Filter the lines below, copying only those with the string "sound".

•••••

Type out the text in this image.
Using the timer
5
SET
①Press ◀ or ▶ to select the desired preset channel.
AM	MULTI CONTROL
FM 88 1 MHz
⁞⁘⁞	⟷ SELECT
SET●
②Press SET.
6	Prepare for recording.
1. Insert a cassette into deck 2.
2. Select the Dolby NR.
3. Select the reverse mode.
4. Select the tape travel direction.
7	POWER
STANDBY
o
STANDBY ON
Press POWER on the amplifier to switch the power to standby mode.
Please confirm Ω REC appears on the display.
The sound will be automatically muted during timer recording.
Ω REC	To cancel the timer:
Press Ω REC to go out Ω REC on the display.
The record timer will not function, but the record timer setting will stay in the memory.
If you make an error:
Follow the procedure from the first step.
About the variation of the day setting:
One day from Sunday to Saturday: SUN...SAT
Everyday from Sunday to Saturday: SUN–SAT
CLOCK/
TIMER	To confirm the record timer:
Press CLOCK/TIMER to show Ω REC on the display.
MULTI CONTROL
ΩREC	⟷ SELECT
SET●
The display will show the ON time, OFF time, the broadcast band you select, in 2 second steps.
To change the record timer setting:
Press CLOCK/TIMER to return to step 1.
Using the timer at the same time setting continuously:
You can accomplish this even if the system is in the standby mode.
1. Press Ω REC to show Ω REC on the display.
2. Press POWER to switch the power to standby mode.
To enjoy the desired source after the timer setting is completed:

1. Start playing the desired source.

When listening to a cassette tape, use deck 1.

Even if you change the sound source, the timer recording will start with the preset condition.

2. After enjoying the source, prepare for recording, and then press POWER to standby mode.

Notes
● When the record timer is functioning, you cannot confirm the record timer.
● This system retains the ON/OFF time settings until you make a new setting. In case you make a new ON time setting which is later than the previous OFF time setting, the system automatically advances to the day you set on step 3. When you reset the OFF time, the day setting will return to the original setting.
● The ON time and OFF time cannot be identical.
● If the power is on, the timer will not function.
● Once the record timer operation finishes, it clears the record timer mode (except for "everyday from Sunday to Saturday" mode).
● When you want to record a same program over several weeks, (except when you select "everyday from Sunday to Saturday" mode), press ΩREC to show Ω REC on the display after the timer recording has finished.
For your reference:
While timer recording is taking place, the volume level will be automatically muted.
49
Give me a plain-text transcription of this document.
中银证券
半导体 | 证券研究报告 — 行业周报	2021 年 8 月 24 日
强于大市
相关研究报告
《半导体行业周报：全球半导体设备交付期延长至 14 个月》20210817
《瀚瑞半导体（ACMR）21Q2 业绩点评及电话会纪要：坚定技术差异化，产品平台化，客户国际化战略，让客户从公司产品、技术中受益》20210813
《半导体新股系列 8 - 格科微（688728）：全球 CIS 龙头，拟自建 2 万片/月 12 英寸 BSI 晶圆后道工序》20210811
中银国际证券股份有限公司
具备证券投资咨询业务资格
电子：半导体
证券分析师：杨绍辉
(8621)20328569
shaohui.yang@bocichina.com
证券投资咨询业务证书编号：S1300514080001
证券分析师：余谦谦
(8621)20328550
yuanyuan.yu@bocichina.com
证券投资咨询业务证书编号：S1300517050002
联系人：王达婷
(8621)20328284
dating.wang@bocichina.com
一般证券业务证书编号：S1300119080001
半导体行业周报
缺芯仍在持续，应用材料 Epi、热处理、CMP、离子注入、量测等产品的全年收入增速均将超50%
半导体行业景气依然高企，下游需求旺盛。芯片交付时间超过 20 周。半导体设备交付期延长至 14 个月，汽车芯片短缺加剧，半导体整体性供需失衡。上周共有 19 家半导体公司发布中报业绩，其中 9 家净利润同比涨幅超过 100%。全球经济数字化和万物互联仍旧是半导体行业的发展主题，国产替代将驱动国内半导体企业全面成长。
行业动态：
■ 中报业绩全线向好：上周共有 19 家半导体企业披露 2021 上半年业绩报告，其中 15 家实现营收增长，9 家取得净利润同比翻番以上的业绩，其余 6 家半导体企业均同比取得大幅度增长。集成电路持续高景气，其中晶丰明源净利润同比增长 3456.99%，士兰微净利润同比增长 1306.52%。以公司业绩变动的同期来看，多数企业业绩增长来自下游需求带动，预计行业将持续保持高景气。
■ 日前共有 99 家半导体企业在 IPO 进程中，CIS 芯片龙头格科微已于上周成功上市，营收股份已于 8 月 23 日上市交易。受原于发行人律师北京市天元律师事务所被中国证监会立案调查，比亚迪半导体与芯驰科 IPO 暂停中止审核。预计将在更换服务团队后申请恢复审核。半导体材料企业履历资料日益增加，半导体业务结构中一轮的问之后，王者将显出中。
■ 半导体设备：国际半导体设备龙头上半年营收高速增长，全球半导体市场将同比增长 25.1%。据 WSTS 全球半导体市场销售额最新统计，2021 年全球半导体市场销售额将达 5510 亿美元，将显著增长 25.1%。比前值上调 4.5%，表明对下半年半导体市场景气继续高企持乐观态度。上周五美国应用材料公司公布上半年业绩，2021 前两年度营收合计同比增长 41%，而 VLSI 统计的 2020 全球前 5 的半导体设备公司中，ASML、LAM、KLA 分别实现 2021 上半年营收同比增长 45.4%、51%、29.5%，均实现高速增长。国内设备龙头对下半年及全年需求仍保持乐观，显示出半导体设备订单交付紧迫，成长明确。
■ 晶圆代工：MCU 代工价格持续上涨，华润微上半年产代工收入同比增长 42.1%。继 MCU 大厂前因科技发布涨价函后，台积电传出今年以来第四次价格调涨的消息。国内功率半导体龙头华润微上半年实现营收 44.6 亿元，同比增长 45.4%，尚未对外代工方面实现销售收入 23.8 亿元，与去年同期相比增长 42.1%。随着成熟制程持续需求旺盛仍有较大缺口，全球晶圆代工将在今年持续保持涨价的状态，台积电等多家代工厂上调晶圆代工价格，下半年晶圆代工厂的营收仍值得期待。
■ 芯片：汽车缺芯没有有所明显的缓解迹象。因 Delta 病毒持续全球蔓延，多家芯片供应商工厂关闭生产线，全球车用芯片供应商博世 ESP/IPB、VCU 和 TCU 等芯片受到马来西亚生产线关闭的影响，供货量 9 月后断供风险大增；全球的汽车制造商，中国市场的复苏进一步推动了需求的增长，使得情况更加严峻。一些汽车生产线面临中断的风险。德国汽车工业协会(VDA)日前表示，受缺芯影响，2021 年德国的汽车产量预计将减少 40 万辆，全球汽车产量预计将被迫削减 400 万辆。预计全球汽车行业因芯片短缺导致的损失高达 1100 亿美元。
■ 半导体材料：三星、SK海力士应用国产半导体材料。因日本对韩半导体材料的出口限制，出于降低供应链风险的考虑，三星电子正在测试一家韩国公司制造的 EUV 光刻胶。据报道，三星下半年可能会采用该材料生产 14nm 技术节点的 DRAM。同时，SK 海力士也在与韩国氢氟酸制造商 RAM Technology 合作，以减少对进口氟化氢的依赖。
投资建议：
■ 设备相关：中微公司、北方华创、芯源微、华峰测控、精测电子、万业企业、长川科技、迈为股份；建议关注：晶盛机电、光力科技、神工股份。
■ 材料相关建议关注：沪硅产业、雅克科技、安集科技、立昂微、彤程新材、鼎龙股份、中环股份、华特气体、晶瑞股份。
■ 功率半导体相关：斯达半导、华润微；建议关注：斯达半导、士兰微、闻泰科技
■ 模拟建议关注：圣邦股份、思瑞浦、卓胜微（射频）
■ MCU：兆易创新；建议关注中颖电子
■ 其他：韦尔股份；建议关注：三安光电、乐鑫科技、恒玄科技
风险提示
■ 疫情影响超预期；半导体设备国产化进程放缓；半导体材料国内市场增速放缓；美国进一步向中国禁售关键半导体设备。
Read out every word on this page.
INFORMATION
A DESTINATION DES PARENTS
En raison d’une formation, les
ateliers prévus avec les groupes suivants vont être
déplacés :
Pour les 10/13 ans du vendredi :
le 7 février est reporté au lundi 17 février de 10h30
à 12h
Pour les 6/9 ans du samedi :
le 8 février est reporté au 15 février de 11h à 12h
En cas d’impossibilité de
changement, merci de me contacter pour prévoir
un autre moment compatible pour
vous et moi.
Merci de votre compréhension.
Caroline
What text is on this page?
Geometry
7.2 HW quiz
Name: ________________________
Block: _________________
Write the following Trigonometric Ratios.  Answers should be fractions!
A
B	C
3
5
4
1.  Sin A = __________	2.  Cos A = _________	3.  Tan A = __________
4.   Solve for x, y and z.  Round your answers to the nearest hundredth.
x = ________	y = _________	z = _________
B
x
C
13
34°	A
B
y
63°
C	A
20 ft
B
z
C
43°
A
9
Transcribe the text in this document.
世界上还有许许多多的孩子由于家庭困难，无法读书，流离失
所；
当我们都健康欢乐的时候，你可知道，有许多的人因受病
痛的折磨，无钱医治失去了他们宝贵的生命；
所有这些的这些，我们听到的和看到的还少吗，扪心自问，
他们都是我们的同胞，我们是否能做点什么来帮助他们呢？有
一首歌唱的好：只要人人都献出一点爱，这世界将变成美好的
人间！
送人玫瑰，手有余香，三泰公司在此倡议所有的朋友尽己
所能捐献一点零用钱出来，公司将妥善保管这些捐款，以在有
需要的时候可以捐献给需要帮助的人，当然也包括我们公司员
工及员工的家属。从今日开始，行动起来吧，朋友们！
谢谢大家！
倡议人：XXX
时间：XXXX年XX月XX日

•••••

> [Solution for this task]
The sound will be automatically muted during timer recording.
Even if you change the sound source, the timer recording will start with the preset condition.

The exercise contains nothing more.